= Figure record listings =
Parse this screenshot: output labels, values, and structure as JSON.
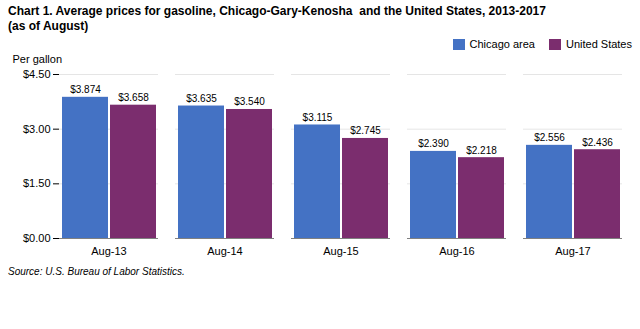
{
  "chart_data": {
    "type": "bar",
    "title": "Chart 1. Average prices for gasoline, Chicago-Gary-Kenosha  and the United States, 2013-2017",
    "subtitle": "(as of August)",
    "ylabel": "Per gallon",
    "source": "Source: U.S. Bureau of Labor Statistics.",
    "categories": [
      "Aug-13",
      "Aug-14",
      "Aug-15",
      "Aug-16",
      "Aug-17"
    ],
    "series": [
      {
        "name": "Chicago area",
        "color": "#4472C4",
        "values": [
          3.874,
          3.635,
          3.115,
          2.39,
          2.556
        ],
        "value_labels": [
          "$3.874",
          "$3.635",
          "$3.115",
          "$2.390",
          "$2.556"
        ]
      },
      {
        "name": "United States",
        "color": "#7B2D6E",
        "values": [
          3.658,
          3.54,
          2.745,
          2.218,
          2.436
        ],
        "value_labels": [
          "$3.658",
          "$3.540",
          "$2.745",
          "$2.218",
          "$2.436"
        ]
      }
    ],
    "ylim": [
      0.0,
      4.5
    ],
    "yticks": [
      {
        "value": 0.0,
        "label": "$0.00"
      },
      {
        "value": 1.5,
        "label": "$1.50"
      },
      {
        "value": 3.0,
        "label": "$3.00"
      },
      {
        "value": 4.5,
        "label": "$4.50"
      }
    ],
    "grid": true,
    "legend": "upper right",
    "data_labels": true
  }
}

= WHAT THE TASK REQUIRES =
Copy every record above exactly, leaving out any pictures.

= EXERCISE OUTPUT =
Parse this screenshot: output labels, values, and structure as JSON.
{
  "chart_data": {
    "type": "bar",
    "title": "Chart 1. Average prices for gasoline, Chicago-Gary-Kenosha  and the United States, 2013-2017",
    "subtitle": "(as of August)",
    "ylabel": "Per gallon",
    "source": "Source: U.S. Bureau of Labor Statistics.",
    "categories": [
      "Aug-13",
      "Aug-14",
      "Aug-15",
      "Aug-16",
      "Aug-17"
    ],
    "series": [
      {
        "name": "Chicago area",
        "color": "#4472C4",
        "values": [
          3.874,
          3.635,
          3.115,
          2.39,
          2.556
        ],
        "value_labels": [
          "$3.874",
          "$3.635",
          "$3.115",
          "$2.390",
          "$2.556"
        ]
      },
      {
        "name": "United States",
        "color": "#7B2D6E",
        "values": [
          3.658,
          3.54,
          2.745,
          2.218,
          2.436
        ],
        "value_labels": [
          "$3.658",
          "$3.540",
          "$2.745",
          "$2.218",
          "$2.436"
        ]
      }
    ],
    "ylim": [
      0.0,
      4.5
    ],
    "yticks": [
      {
        "value": 0.0,
        "label": "$0.00"
      },
      {
        "value": 1.5,
        "label": "$1.50"
      },
      {
        "value": 3.0,
        "label": "$3.00"
      },
      {
        "value": 4.5,
        "label": "$4.50"
      }
    ],
    "grid": true,
    "legend": "upper right",
    "data_labels": true
  }
}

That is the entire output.